>> START DATA
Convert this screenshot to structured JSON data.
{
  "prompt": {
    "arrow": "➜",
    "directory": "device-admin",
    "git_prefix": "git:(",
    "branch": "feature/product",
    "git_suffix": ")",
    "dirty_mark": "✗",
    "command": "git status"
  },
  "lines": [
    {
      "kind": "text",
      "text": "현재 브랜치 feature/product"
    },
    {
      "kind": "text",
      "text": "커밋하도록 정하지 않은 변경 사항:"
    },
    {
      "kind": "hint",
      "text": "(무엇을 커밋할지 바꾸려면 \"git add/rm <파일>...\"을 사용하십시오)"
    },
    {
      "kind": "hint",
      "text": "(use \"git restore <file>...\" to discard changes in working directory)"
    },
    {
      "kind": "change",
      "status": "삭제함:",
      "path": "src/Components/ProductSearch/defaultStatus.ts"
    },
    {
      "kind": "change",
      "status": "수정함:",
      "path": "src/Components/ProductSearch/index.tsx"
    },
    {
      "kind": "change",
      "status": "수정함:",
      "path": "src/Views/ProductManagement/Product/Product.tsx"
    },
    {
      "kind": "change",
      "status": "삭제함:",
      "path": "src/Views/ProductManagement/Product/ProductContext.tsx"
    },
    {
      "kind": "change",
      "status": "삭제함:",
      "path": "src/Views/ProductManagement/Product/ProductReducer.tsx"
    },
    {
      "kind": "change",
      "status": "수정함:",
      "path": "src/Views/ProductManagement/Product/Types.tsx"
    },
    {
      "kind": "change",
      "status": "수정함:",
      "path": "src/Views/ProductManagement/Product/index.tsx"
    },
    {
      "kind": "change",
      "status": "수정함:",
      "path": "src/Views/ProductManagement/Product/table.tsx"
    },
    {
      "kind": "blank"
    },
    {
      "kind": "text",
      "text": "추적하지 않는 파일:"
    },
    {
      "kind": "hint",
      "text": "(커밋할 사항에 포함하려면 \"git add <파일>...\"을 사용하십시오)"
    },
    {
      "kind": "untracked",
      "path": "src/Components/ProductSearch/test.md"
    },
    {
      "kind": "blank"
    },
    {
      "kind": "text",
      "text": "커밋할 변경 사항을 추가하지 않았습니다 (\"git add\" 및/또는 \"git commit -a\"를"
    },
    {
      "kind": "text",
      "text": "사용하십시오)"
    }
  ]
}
>> END DATA
* **AIM**:
Transcribe the records above exactly as they appear.

* **EXERCISE RESULT**:
Convert this screenshot to structured JSON data.
{
  "prompt": {
    "arrow": "➜",
    "directory": "device-admin",
    "git_prefix": "git:(",
    "branch": "feature/product",
    "git_suffix": ")",
    "dirty_mark": "✗",
    "command": "git status"
  },
  "lines": [
    {
      "kind": "text",
      "text": "현재 브랜치 feature/product"
    },
    {
      "kind": "text",
      "text": "커밋하도록 정하지 않은 변경 사항:"
    },
    {
      "kind": "hint",
      "text": "(무엇을 커밋할지 바꾸려면 \"git add/rm <파일>...\"을 사용하십시오)"
    },
    {
      "kind": "hint",
      "text": "(use \"git restore <file>...\" to discard changes in working directory)"
    },
    {
      "kind": "change",
      "status": "삭제함:",
      "path": "src/Components/ProductSearch/defaultStatus.ts"
    },
    {
      "kind": "change",
      "status": "수정함:",
      "path": "src/Components/ProductSearch/index.tsx"
    },
    {
      "kind": "change",
      "status": "수정함:",
      "path": "src/Views/ProductManagement/Product/Product.tsx"
    },
    {
      "kind": "change",
      "status": "삭제함:",
      "path": "src/Views/ProductManagement/Product/ProductContext.tsx"
    },
    {
      "kind": "change",
      "status": "삭제함:",
      "path": "src/Views/ProductManagement/Product/ProductReducer.tsx"
    },
    {
      "kind": "change",
      "status": "수정함:",
      "path": "src/Views/ProductManagement/Product/Types.tsx"
    },
    {
      "kind": "change",
      "status": "수정함:",
      "path": "src/Views/ProductManagement/Product/index.tsx"
    },
    {
      "kind": "change",
      "status": "수정함:",
      "path": "src/Views/ProductManagement/Product/table.tsx"
    },
    {
      "kind": "blank"
    },
    {
      "kind": "text",
      "text": "추적하지 않는 파일:"
    },
    {
      "kind": "hint",
      "text": "(커밋할 사항에 포함하려면 \"git add <파일>...\"을 사용하십시오)"
    },
    {
      "kind": "untracked",
      "path": "src/Components/ProductSearch/test.md"
    },
    {
      "kind": "blank"
    },
    {
      "kind": "text",
      "text": "커밋할 변경 사항을 추가하지 않았습니다 (\"git add\" 및/또는 \"git commit -a\"를"
    },
    {
      "kind": "text",
      "text": "사용하십시오)"
    }
  ]
}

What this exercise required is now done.